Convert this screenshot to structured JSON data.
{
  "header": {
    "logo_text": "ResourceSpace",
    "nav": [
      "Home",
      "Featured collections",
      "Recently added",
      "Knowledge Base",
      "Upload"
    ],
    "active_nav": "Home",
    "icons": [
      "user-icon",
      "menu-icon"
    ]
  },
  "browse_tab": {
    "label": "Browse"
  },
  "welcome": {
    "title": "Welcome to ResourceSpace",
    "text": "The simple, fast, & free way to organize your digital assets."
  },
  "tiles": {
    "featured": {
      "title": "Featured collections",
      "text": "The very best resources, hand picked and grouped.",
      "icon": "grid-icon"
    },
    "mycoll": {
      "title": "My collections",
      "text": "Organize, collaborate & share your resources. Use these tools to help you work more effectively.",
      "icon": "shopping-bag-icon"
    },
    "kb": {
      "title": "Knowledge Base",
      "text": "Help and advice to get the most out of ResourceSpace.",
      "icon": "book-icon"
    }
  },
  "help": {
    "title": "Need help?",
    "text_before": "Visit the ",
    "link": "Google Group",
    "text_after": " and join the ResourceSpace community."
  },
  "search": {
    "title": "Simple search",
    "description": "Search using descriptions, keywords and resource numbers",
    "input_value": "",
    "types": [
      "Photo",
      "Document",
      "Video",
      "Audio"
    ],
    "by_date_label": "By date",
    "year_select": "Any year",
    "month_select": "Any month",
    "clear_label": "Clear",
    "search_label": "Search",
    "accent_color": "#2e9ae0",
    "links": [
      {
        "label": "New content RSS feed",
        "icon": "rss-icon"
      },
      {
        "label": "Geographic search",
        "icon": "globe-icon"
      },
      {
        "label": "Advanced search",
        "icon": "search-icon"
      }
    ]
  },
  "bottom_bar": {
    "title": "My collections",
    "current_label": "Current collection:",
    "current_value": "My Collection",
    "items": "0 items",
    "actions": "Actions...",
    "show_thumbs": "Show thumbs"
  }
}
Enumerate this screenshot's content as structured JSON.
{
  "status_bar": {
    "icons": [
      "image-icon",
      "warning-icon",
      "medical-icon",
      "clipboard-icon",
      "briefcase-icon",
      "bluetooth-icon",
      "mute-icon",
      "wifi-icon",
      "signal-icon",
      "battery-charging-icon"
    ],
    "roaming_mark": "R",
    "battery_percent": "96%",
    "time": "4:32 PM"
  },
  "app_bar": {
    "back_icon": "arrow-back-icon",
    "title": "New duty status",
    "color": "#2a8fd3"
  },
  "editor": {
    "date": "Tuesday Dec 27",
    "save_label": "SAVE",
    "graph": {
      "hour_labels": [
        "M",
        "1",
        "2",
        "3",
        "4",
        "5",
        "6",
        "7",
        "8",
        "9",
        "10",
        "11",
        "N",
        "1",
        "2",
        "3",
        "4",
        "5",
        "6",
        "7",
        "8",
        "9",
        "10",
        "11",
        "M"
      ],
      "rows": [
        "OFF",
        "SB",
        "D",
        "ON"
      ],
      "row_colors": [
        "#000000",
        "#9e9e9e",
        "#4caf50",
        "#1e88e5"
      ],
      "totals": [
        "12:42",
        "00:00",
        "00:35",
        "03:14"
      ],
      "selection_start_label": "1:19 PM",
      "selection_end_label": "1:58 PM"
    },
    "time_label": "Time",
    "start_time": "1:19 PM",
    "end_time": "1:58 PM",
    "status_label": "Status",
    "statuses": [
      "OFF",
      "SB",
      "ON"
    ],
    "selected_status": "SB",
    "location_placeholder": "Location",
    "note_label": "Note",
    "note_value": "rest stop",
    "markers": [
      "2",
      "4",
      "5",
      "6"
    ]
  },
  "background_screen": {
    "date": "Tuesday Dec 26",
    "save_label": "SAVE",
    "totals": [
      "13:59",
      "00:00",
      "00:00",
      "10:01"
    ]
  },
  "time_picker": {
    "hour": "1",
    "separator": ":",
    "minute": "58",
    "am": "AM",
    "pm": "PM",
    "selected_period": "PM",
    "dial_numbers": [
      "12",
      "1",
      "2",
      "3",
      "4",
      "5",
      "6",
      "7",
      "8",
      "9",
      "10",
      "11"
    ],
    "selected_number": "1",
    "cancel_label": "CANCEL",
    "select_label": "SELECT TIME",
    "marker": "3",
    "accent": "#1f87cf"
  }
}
::::::::
WHAT YOU ARE ASKED TO DO – Return each line in the records that holds the string "your".

THE REPLY –
    "text": "The simple, fast, & free way to organize your digital assets."
      "text": "Organize, collaborate & share your resources. Use these tools to help you work more effectively.",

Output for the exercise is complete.